Input records:
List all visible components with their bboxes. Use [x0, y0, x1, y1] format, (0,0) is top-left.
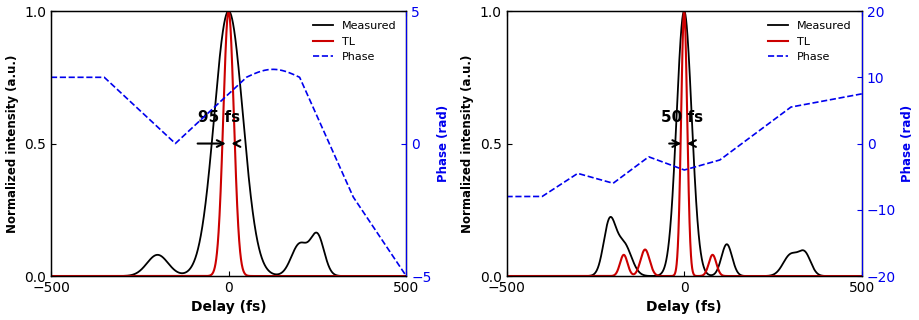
TL: [678, 9, 689, 13]
Phase: [401, 274, 412, 278]
Line: Measured: Measured: [51, 11, 406, 276]
Phase: [197, 116, 208, 120]
TL: [393, 274, 404, 278]
Measured: [848, 274, 859, 278]
Measured: [401, 274, 412, 278]
Y-axis label: Normalized intensity (a.u.): Normalized intensity (a.u.): [6, 54, 18, 233]
Line: TL: TL: [51, 11, 406, 276]
Phase: [107, 83, 118, 87]
Line: Phase: Phase: [506, 94, 861, 196]
TL: [223, 9, 234, 13]
TL: [85, 274, 96, 278]
Measured: [562, 274, 573, 278]
Text: 95 fs: 95 fs: [198, 110, 239, 125]
Measured: [355, 274, 366, 278]
Phase: [355, 207, 366, 211]
TL: [852, 274, 863, 278]
TL: [355, 274, 366, 278]
Text: 50 fs: 50 fs: [661, 110, 702, 125]
TL: [652, 274, 663, 277]
Legend: Measured, TL, Phase: Measured, TL, Phase: [308, 17, 400, 67]
Measured: [85, 274, 96, 278]
Measured: [541, 274, 552, 278]
Line: TL: TL: [506, 11, 861, 276]
Measured: [811, 271, 822, 275]
TL: [197, 274, 208, 278]
Legend: Measured, TL, Phase: Measured, TL, Phase: [763, 17, 856, 67]
TL: [107, 274, 118, 278]
Phase: [848, 93, 859, 97]
Phase: [637, 159, 648, 163]
Measured: [107, 274, 118, 278]
Line: Phase: Phase: [51, 69, 406, 276]
TL: [501, 274, 512, 278]
Measured: [652, 273, 663, 277]
Measured: [393, 274, 404, 278]
Phase: [181, 131, 192, 134]
Phase: [393, 264, 404, 268]
X-axis label: Delay (fs): Delay (fs): [190, 300, 267, 315]
TL: [637, 251, 648, 255]
Phase: [267, 68, 278, 71]
Measured: [197, 223, 208, 227]
Measured: [45, 274, 56, 278]
Y-axis label: Normalized intensity (a.u.): Normalized intensity (a.u.): [460, 54, 473, 233]
Line: Measured: Measured: [506, 11, 861, 276]
Measured: [222, 9, 233, 13]
TL: [811, 274, 822, 278]
X-axis label: Delay (fs): Delay (fs): [646, 300, 721, 315]
Y-axis label: Phase (rad): Phase (rad): [437, 105, 449, 182]
Phase: [85, 76, 96, 79]
TL: [401, 274, 412, 278]
TL: [181, 274, 192, 278]
Measured: [678, 9, 689, 13]
TL: [856, 274, 867, 278]
Phase: [541, 191, 552, 195]
Measured: [637, 273, 648, 276]
Y-axis label: Phase (rad): Phase (rad): [901, 105, 913, 182]
TL: [45, 274, 56, 278]
TL: [848, 274, 859, 278]
Phase: [562, 178, 573, 181]
Measured: [501, 274, 512, 278]
TL: [541, 274, 552, 278]
Phase: [811, 100, 822, 104]
Phase: [652, 158, 663, 162]
Measured: [856, 274, 867, 278]
Phase: [856, 92, 867, 96]
TL: [562, 274, 573, 278]
Phase: [45, 76, 56, 79]
Measured: [181, 270, 192, 274]
Phase: [501, 195, 512, 198]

Work to do: Please present the part of the items that opens with the line containing "TL: [678, 9, 689, 13]" and closes with the line containing "TL: [811, 274, 822, 278]" as a Markdown table, with a Row column numbering each line and an Entry column holding the line itself, leaving out any blank lines.

The output:
| Row | Entry |
|---|---|
| 1 | TL: [678, 9, 689, 13] |
| 2 | Phase: [401, 274, 412, 278] |
| 3 | Line: Measured: Measured: [51, 11, 406, 276] |
| 4 | Phase: [197, 116, 208, 120] |
| 5 | TL: [393, 274, 404, 278] |
| 6 | Measured: [848, 274, 859, 278] |
| 7 | Measured: [401, 274, 412, 278] |
| 8 | Y-axis label: Normalized intensity (a.u.): Normalized intensity (a.u.): [6, 54, 18, 233] |
| 9 | Line: TL: TL: [51, 11, 406, 276] |
| 10 | Phase: [107, 83, 118, 87] |
| 11 | Line: Phase: Phase: [506, 94, 861, 196] |
| 12 | TL: [223, 9, 234, 13] |
| 13 | TL: [85, 274, 96, 278] |
| 14 | Measured: [562, 274, 573, 278] |
| 15 | Text: 95 fs: 95 fs: [198, 110, 239, 125] |
| 16 | Measured: [355, 274, 366, 278] |
| 17 | Phase: [355, 207, 366, 211] |
| 18 | TL: [852, 274, 863, 278] |
| 19 | TL: [355, 274, 366, 278] |
| 20 | Text: 50 fs: 50 fs: [661, 110, 702, 125] |
| 21 | TL: [652, 274, 663, 277] |
| 22 | Legend: Measured, TL, Phase: Measured, TL, Phase: [308, 17, 400, 67] |
| 23 | Measured: [85, 274, 96, 278] |
| 24 | Measured: [541, 274, 552, 278] |
| 25 | Line: TL: TL: [506, 11, 861, 276] |
| 26 | Measured: [811, 271, 822, 275] |
| 27 | TL: [197, 274, 208, 278] |
| 28 | Legend: Measured, TL, Phase: Measured, TL, Phase: [763, 17, 856, 67] |
| 29 | TL: [107, 274, 118, 278] |
| 30 | Phase: [848, 93, 859, 97] |
| 31 | Phase: [637, 159, 648, 163] |
| 32 | Measured: [107, 274, 118, 278] |
| 33 | Line: Phase: Phase: [51, 69, 406, 276] |
| 34 | TL: [501, 274, 512, 278] |
| 35 | Measured: [652, 273, 663, 277] |
| 36 | Measured: [393, 274, 404, 278] |
| 37 | Phase: [181, 131, 192, 134] |
| 38 | Phase: [393, 264, 404, 268] |
| 39 | X-axis label: Delay (fs): Delay (fs): [190, 300, 267, 315] |
| 40 | TL: [637, 251, 648, 255] |
| 41 | Phase: [267, 68, 278, 71] |
| 42 | Measured: [197, 223, 208, 227] |
| 43 | Measured: [45, 274, 56, 278] |
| 44 | Y-axis label: Normalized intensity (a.u.): Normalized intensity (a.u.): [460, 54, 473, 233] |
| 45 | Line: Measured: Measured: [506, 11, 861, 276] |
| 46 | Measured: [222, 9, 233, 13] |
| 47 | TL: [811, 274, 822, 278] |